What to work on
Reproduce the material below line for line, without altering any wording, numbers, or symbols, and omit the pictures.

Input
>> Begin

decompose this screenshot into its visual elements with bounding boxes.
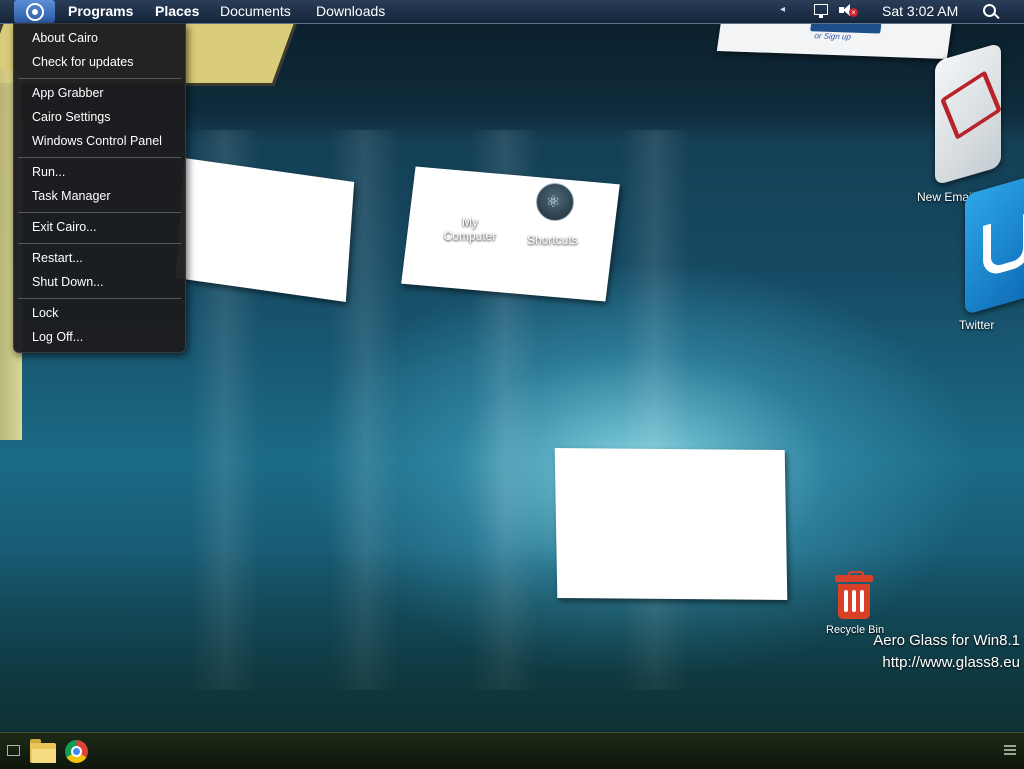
taskbar-menu-icon[interactable] [1004,745,1016,755]
menu-separator [18,243,181,244]
menu-item-cairo-settings[interactable]: Cairo Settings [32,110,111,124]
file-explorer-icon[interactable] [30,739,56,763]
watermark-line-2: http://www.glass8.eu [882,654,1020,671]
watermark-line-1: Aero Glass for Win8.1 [873,632,1020,649]
search-icon[interactable] [983,4,1000,20]
cairo-logo-icon [26,3,44,21]
recycle-bin-icon[interactable] [833,571,875,621]
menu-item-app-grabber[interactable]: App Grabber [32,86,104,100]
desktop-card[interactable] [175,158,355,302]
menu-item-exit-cairo[interactable]: Exit Cairo... [32,220,97,234]
menu-item-about-cairo[interactable]: About Cairo [32,31,98,45]
twitter-label[interactable]: Twitter [959,318,994,332]
desktop-card[interactable] [554,447,788,601]
menu-item-run[interactable]: Run... [32,165,65,179]
cairo-dropdown-menu: About Cairo Check for updates App Grabbe… [13,23,186,353]
volume-muted-icon[interactable]: × [839,3,858,19]
menu-downloads[interactable]: Downloads [316,3,385,19]
menu-separator [18,298,181,299]
tray-expand-icon[interactable]: ◂ [780,4,785,15]
menu-item-lock[interactable]: Lock [32,306,58,320]
network-icon[interactable] [814,4,830,18]
menu-documents[interactable]: Documents [220,3,291,19]
desktop-card[interactable] [401,166,620,302]
watermark: Aero Glass for Win8.1 http://www.glass8.… [873,630,1020,674]
menu-programs[interactable]: Programs [68,3,133,19]
new-email-tile[interactable] [935,42,1002,186]
signup-link[interactable]: or Sign up [814,31,852,41]
chrome-icon[interactable] [65,740,88,763]
menu-item-task-manager[interactable]: Task Manager [32,189,111,203]
menu-separator [18,157,181,158]
my-computer-icon-label[interactable]: My Computer [438,215,502,243]
menu-places[interactable]: Places [155,3,199,19]
shortcuts-icon[interactable]: ⚛ [536,183,574,221]
twitter-tile[interactable] [965,174,1024,316]
menu-item-log-off[interactable]: Log Off... [32,330,83,344]
menu-item-windows-control-panel[interactable]: Windows Control Panel [32,134,162,148]
menu-separator [18,78,181,79]
menu-item-shut-down[interactable]: Shut Down... [32,275,104,289]
envelope-icon [940,70,1002,141]
show-desktop-icon[interactable] [7,745,20,756]
menu-separator [18,212,181,213]
twitter-icon [983,212,1024,278]
menu-item-check-for-updates[interactable]: Check for updates [32,55,133,69]
menu-bar: Programs Places Documents Downloads ◂ × … [0,0,1024,24]
menu-item-restart[interactable]: Restart... [32,251,83,265]
taskbar [0,732,1024,769]
clock[interactable]: Sat 3:02 AM [882,3,958,19]
cairo-menu-button[interactable] [14,0,55,23]
shortcuts-label[interactable]: Shortcuts [527,233,578,247]
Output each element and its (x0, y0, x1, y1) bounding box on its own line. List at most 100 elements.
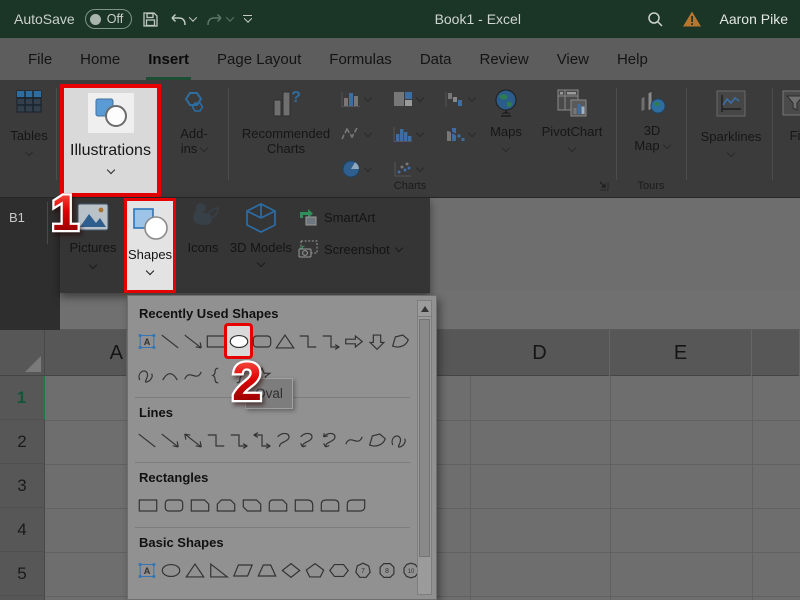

>> End

The output
decompose this screenshot into its visual elements with bounding boxes.
taskbar-menu-icon[interactable] [1004,745,1016,755]
menu-separator [18,243,181,244]
menu-item-cairo-settings[interactable]: Cairo Settings [32,110,111,124]
file-explorer-icon[interactable] [30,739,56,763]
watermark-line-2: http://www.glass8.eu [882,654,1020,671]
watermark-line-1: Aero Glass for Win8.1 [873,632,1020,649]
search-icon[interactable] [983,4,1000,20]
cairo-logo-icon [26,3,44,21]
recycle-bin-icon[interactable] [833,571,875,621]
menu-item-app-grabber[interactable]: App Grabber [32,86,104,100]
desktop-card[interactable] [175,158,355,302]
menu-item-exit-cairo[interactable]: Exit Cairo... [32,220,97,234]
menu-item-about-cairo[interactable]: About Cairo [32,31,98,45]
twitter-label[interactable]: Twitter [959,318,994,332]
desktop-card[interactable] [554,447,788,601]
menu-item-run[interactable]: Run... [32,165,65,179]
cairo-dropdown-menu: About Cairo Check for updates App Grabbe… [13,23,186,353]
volume-muted-icon[interactable]: × [839,3,858,19]
menu-downloads[interactable]: Downloads [316,3,385,19]
menu-separator [18,298,181,299]
tray-expand-icon[interactable]: ◂ [780,4,785,15]
menu-item-lock[interactable]: Lock [32,306,58,320]
network-icon[interactable] [814,4,830,18]
menu-documents[interactable]: Documents [220,3,291,19]
desktop-card[interactable] [401,166,620,302]
watermark: Aero Glass for Win8.1 http://www.glass8.… [873,630,1020,674]
menu-programs[interactable]: Programs [68,3,133,19]
new-email-tile[interactable] [935,42,1002,186]
signup-link[interactable]: or Sign up [814,31,852,41]
chrome-icon[interactable] [65,740,88,763]
menu-item-task-manager[interactable]: Task Manager [32,189,111,203]
menu-separator [18,157,181,158]
my-computer-icon-label[interactable]: My Computer [438,215,502,243]
menu-places[interactable]: Places [155,3,199,19]
shortcuts-icon[interactable]: ⚛ [536,183,574,221]
twitter-tile[interactable] [965,174,1024,316]
menu-item-log-off[interactable]: Log Off... [32,330,83,344]
menu-item-windows-control-panel[interactable]: Windows Control Panel [32,134,162,148]
menu-separator [18,78,181,79]
menu-item-shut-down[interactable]: Shut Down... [32,275,104,289]
envelope-icon [940,70,1002,141]
show-desktop-icon[interactable] [7,745,20,756]
menu-separator [18,212,181,213]
twitter-icon [983,212,1024,278]
menu-item-check-for-updates[interactable]: Check for updates [32,55,133,69]
menu-bar: Programs Places Documents Downloads ◂ × … [0,0,1024,24]
menu-item-restart[interactable]: Restart... [32,251,83,265]
taskbar [0,732,1024,769]
clock[interactable]: Sat 3:02 AM [882,3,958,19]
cairo-menu-button[interactable] [14,0,55,23]
shortcuts-label[interactable]: Shortcuts [527,233,578,247]
Output each element and its (x0, y0, x1, y1) bounding box on its own line. List at most 100 elements.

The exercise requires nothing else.